The exercise
Say how many lines in the data below contain the word "into", and give no other text.
>>>>>
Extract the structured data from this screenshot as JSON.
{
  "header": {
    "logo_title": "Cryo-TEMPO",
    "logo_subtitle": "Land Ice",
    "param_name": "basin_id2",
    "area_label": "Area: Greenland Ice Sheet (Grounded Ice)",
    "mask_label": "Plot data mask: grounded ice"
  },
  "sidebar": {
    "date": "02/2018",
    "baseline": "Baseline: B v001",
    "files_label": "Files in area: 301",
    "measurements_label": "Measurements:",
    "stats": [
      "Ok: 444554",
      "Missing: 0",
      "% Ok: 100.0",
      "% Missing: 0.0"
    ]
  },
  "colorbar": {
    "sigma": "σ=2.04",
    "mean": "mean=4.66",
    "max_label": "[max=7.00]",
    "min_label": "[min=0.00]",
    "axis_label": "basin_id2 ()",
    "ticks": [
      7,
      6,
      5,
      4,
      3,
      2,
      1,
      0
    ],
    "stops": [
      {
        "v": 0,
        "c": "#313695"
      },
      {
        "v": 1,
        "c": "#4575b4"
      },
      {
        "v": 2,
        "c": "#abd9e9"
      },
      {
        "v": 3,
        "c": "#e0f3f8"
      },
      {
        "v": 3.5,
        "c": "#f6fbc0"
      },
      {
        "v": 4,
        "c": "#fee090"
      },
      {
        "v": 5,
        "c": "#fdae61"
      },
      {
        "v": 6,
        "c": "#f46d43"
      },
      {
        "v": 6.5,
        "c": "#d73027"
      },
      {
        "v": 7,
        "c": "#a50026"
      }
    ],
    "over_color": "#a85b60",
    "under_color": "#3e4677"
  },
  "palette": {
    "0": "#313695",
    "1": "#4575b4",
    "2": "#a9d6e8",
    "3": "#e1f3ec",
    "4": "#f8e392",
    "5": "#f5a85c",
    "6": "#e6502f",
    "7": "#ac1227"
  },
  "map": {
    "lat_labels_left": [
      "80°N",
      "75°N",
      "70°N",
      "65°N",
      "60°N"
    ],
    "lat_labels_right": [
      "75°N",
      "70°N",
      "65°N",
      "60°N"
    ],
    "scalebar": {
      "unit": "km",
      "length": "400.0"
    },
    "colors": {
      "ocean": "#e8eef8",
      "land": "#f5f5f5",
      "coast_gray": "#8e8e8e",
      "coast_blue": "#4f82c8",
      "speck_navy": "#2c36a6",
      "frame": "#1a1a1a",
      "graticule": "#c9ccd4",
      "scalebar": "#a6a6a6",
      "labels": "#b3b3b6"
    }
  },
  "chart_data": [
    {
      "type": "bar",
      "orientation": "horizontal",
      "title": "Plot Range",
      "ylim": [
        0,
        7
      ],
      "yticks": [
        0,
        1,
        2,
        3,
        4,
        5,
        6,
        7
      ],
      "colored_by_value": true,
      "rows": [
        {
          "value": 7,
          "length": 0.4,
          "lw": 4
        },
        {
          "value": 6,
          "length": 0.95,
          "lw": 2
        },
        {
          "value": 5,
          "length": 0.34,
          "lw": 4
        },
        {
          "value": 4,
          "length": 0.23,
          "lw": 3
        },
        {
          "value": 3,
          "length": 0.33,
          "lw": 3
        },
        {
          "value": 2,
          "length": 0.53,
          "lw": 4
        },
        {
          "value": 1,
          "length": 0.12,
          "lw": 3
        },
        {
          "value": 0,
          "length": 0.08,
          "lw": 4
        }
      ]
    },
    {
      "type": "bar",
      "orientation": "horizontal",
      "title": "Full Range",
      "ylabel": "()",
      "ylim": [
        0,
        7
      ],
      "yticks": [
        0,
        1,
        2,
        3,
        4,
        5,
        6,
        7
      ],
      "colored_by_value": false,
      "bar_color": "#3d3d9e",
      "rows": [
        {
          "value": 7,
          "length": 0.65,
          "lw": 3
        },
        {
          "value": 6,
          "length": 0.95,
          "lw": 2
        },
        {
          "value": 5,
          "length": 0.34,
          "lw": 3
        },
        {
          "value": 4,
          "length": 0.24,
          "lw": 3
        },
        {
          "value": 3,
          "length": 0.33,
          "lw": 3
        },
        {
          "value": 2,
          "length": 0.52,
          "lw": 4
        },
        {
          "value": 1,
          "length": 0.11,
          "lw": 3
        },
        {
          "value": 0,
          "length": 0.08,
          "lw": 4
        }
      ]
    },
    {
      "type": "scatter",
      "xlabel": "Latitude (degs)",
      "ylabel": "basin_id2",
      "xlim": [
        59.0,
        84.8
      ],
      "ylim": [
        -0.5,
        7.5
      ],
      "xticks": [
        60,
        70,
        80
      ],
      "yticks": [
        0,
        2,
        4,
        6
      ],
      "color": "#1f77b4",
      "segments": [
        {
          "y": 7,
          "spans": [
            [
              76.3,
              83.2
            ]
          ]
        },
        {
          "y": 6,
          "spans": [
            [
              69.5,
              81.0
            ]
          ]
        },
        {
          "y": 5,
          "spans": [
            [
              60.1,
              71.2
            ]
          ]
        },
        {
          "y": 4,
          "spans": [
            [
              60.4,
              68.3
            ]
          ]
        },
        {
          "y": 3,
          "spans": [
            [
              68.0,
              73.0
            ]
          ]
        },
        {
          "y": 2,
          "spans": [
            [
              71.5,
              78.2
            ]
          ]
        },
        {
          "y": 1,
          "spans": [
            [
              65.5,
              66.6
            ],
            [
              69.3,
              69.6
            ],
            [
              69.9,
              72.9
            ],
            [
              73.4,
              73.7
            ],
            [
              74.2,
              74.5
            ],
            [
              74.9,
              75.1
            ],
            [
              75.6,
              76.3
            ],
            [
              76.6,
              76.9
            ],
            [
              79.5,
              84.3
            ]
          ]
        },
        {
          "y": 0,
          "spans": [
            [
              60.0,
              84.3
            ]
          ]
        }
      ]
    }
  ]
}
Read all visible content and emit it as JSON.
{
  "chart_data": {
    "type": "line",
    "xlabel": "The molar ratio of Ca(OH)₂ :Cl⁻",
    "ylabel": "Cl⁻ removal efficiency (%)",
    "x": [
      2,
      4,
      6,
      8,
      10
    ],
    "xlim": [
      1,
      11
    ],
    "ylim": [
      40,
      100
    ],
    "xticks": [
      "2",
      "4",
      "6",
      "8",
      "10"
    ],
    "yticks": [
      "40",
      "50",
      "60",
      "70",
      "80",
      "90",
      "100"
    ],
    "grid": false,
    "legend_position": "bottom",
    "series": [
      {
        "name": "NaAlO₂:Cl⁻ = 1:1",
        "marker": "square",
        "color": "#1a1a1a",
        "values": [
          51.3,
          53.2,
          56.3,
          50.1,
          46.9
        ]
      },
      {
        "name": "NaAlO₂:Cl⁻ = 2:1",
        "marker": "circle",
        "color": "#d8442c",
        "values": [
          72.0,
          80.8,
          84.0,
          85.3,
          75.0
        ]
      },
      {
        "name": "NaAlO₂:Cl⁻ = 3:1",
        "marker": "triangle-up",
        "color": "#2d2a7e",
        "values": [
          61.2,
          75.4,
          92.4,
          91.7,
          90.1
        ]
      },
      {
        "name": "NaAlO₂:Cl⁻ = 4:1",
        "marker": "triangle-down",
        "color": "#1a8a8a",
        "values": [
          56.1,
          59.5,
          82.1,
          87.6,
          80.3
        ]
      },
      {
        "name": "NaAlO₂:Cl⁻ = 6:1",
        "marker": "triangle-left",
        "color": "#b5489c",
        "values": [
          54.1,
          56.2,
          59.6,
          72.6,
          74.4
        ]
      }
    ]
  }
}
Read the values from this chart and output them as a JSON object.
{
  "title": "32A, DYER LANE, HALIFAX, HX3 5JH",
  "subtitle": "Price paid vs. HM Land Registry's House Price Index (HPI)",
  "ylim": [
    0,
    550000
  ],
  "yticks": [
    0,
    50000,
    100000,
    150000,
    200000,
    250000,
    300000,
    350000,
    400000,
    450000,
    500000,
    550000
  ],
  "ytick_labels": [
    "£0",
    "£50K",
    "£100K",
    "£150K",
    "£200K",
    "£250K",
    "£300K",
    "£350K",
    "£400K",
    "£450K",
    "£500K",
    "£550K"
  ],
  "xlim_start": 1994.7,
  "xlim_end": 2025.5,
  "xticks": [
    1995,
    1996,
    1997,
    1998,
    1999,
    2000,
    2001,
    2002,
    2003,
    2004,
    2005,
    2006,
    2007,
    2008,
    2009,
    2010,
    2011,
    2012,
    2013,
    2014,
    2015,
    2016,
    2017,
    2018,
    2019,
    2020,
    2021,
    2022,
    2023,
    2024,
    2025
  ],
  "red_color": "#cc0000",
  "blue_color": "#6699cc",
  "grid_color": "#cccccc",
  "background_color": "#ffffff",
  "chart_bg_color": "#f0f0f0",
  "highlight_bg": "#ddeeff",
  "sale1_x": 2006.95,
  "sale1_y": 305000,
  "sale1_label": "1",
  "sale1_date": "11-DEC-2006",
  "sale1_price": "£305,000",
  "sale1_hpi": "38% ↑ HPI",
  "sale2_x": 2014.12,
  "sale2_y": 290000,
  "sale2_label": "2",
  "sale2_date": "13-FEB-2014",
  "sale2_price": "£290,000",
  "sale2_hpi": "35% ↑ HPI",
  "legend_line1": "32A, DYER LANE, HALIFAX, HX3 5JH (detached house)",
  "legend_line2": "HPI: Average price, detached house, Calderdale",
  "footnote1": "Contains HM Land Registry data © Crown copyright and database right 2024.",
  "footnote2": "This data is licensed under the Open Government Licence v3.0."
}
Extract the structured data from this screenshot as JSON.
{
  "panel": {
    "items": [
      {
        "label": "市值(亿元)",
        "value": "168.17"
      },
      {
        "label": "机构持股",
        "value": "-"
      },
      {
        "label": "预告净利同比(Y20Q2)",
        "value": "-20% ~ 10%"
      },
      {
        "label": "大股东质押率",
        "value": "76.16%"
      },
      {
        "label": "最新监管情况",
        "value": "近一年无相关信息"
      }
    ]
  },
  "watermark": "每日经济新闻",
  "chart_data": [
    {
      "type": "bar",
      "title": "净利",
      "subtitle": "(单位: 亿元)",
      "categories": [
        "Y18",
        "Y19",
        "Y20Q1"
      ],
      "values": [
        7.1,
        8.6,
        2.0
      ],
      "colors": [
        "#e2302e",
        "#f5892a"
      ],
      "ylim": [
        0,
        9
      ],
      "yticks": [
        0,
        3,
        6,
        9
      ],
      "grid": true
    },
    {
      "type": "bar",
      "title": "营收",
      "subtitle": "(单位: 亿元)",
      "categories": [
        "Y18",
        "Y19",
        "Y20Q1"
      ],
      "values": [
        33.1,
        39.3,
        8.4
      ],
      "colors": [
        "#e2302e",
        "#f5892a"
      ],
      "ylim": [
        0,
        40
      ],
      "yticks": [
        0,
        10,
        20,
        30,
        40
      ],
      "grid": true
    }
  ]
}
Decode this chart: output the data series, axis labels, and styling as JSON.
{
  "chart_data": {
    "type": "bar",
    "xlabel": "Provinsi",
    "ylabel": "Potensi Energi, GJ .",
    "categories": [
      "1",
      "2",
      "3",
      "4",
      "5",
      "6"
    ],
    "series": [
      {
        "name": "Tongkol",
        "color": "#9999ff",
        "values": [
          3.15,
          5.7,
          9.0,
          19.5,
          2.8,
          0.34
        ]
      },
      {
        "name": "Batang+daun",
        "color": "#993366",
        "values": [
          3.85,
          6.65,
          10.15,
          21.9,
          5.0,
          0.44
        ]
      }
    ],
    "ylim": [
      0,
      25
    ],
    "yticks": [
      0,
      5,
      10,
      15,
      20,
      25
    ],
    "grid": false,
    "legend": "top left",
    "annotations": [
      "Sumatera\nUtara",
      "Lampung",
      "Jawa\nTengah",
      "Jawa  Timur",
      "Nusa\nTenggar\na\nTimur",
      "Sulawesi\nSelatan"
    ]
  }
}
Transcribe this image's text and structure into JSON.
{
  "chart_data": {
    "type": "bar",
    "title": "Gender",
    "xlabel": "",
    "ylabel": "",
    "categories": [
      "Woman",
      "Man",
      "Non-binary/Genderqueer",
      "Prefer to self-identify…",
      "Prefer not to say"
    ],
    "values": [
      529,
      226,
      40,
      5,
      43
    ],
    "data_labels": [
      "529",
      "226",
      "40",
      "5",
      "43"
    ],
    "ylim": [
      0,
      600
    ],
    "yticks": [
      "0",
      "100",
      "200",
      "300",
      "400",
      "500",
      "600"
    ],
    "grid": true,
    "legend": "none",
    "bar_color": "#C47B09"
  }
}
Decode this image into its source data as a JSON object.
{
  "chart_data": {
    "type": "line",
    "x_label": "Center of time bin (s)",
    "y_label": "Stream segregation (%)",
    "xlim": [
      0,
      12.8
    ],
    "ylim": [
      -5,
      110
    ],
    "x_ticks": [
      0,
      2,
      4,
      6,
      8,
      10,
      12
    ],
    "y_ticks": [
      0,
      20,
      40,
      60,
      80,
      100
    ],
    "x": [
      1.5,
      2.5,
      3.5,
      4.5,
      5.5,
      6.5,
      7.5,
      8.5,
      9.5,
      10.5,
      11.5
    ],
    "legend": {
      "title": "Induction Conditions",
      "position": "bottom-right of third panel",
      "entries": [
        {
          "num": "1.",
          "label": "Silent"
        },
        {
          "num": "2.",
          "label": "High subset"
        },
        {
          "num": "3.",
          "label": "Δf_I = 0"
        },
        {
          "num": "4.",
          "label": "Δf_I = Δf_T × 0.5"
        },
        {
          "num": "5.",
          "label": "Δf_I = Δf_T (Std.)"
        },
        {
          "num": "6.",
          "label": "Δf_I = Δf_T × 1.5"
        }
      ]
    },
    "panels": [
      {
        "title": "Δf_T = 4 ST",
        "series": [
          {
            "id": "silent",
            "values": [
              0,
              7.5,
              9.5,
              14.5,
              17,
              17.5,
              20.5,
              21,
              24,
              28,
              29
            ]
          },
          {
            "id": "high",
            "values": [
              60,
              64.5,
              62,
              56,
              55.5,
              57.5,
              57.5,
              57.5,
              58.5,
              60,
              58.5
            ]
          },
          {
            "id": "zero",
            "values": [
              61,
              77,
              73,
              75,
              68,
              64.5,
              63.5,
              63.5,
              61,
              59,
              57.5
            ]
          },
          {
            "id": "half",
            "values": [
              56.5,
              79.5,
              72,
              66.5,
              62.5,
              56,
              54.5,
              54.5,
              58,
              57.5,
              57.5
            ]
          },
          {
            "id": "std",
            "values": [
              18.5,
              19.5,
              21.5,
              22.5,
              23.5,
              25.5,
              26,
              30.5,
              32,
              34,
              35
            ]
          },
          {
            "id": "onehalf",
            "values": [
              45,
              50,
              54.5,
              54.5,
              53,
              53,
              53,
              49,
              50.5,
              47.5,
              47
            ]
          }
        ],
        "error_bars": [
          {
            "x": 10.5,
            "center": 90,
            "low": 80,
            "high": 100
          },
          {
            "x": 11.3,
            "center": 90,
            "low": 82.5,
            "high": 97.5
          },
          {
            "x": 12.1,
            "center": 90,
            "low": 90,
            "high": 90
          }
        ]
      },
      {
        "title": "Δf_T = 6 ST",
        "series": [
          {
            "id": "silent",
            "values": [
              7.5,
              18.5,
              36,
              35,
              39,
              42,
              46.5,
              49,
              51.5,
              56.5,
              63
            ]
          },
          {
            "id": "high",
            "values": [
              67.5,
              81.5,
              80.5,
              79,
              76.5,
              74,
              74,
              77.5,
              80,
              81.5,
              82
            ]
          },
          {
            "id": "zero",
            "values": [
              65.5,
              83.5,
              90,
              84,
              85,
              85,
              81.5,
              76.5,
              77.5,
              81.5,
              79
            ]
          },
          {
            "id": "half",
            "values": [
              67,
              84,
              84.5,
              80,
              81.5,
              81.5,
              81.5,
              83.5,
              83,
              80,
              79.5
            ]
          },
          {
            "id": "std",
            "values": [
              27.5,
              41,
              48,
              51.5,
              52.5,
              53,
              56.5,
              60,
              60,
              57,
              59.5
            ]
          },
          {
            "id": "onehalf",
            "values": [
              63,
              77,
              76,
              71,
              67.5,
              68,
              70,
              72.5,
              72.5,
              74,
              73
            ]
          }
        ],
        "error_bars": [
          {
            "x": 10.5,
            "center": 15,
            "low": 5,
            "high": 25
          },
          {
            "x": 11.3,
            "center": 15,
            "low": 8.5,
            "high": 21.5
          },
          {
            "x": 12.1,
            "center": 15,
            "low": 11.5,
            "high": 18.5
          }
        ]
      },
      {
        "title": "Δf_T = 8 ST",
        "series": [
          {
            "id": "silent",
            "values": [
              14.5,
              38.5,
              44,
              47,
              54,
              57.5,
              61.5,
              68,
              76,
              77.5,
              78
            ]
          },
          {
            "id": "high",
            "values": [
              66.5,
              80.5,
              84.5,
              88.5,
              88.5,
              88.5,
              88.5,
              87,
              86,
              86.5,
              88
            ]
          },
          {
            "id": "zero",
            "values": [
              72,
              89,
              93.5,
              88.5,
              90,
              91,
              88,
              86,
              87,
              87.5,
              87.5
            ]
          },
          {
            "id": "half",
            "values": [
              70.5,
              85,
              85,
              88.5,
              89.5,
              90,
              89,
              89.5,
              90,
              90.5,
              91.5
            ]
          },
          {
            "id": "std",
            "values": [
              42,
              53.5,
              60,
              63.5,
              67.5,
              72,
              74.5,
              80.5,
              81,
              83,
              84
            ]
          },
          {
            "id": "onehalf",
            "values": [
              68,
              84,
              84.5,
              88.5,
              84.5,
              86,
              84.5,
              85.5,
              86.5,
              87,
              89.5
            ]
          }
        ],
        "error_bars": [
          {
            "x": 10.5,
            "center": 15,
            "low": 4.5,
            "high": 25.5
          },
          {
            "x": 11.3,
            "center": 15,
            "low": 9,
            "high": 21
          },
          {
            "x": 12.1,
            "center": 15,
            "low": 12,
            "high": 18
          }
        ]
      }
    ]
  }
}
<<<<<
Solved problem
2